▶ [What needs to be done] Every line that holds "TradingView" should be shown.

Collected data entries
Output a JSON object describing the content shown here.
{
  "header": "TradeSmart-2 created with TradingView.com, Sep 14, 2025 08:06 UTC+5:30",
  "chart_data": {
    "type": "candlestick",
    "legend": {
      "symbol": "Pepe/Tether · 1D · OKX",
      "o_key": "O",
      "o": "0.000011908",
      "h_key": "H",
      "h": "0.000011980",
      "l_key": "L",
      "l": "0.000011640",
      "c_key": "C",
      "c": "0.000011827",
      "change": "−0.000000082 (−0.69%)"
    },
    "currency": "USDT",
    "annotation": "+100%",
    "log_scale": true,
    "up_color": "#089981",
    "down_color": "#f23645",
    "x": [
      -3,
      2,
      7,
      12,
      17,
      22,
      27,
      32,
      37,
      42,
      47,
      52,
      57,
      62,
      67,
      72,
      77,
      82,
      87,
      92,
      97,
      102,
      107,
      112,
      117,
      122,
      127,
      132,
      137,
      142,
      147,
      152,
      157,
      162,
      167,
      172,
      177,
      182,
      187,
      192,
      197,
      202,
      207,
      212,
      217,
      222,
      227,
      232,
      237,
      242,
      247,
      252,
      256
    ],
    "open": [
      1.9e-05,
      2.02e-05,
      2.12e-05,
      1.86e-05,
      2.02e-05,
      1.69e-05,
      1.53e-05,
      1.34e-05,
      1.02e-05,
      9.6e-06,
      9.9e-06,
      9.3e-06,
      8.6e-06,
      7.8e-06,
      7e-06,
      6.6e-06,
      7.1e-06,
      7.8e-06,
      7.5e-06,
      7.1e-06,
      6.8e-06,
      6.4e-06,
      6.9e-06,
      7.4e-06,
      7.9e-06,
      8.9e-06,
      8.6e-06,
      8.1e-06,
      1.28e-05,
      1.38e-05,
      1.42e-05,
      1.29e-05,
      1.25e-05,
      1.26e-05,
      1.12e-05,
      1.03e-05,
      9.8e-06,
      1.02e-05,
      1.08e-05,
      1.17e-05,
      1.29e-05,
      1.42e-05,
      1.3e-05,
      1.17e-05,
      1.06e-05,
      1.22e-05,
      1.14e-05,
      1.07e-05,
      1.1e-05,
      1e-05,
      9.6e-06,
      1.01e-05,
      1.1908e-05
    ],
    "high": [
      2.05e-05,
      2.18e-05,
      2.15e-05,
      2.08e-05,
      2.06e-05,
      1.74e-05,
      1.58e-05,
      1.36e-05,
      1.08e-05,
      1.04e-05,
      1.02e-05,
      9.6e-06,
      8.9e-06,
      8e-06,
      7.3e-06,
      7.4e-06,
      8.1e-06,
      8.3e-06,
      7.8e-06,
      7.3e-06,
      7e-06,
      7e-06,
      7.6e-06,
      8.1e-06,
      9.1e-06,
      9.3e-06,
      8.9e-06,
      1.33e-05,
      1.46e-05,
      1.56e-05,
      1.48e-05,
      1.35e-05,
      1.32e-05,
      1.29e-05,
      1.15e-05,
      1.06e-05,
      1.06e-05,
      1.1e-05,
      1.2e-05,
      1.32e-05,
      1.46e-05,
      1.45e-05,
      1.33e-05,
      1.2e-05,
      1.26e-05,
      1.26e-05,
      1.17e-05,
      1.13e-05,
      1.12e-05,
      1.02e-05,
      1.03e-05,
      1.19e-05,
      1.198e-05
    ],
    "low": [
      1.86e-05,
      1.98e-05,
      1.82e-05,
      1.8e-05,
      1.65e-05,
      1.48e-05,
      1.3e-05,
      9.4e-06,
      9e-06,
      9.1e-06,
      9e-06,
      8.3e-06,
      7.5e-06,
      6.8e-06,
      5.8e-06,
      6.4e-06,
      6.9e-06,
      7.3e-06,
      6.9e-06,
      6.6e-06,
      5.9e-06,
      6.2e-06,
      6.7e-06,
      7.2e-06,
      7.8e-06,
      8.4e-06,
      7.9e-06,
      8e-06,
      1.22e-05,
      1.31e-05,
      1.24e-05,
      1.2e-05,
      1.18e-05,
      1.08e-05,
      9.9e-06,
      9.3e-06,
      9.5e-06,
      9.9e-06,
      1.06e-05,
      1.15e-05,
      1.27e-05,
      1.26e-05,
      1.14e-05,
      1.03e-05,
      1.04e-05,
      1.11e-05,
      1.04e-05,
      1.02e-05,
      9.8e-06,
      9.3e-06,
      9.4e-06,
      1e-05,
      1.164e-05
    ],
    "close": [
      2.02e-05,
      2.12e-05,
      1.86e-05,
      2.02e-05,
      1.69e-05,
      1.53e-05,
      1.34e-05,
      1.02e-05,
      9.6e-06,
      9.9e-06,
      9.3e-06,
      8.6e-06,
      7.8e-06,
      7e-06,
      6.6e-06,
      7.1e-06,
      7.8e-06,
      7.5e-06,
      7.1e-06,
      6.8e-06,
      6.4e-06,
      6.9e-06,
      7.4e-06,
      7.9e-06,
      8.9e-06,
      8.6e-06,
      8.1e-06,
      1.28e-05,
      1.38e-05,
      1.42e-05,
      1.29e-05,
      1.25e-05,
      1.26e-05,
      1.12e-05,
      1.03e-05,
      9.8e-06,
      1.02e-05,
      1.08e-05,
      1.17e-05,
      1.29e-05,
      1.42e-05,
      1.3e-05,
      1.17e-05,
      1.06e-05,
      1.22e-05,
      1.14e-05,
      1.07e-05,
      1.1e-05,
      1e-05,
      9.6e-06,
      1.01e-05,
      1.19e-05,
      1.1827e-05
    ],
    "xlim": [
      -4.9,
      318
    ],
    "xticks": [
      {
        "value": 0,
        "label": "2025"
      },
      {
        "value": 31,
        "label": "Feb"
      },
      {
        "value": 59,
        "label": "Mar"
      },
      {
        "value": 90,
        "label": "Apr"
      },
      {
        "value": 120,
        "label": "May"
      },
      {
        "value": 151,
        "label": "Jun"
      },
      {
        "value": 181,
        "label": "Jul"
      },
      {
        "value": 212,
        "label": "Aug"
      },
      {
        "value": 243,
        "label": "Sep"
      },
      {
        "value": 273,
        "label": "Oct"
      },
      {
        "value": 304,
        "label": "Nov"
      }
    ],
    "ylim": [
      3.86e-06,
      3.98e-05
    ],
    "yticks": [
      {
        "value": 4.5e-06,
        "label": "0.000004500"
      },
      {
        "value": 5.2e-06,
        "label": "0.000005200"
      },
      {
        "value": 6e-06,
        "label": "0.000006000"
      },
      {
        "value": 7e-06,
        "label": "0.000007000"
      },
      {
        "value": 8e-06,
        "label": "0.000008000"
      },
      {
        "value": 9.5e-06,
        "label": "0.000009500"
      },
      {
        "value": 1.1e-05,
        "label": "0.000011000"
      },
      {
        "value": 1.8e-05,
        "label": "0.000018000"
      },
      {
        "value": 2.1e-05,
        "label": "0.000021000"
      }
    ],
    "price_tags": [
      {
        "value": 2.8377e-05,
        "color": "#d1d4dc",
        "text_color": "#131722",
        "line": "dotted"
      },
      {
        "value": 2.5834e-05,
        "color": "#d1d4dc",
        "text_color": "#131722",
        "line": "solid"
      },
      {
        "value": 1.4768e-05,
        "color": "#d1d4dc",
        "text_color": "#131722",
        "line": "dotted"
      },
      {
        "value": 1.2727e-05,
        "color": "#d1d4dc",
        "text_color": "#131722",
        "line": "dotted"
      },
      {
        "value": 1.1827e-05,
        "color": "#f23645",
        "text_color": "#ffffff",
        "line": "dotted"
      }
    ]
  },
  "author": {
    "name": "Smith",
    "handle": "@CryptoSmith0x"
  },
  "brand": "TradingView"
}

▶ [Solution for this exercise]
  "header": "TradeSmart-2 created with TradingView.com, Sep 14, 2025 08:06 UTC+5:30",
  "brand": "TradingView"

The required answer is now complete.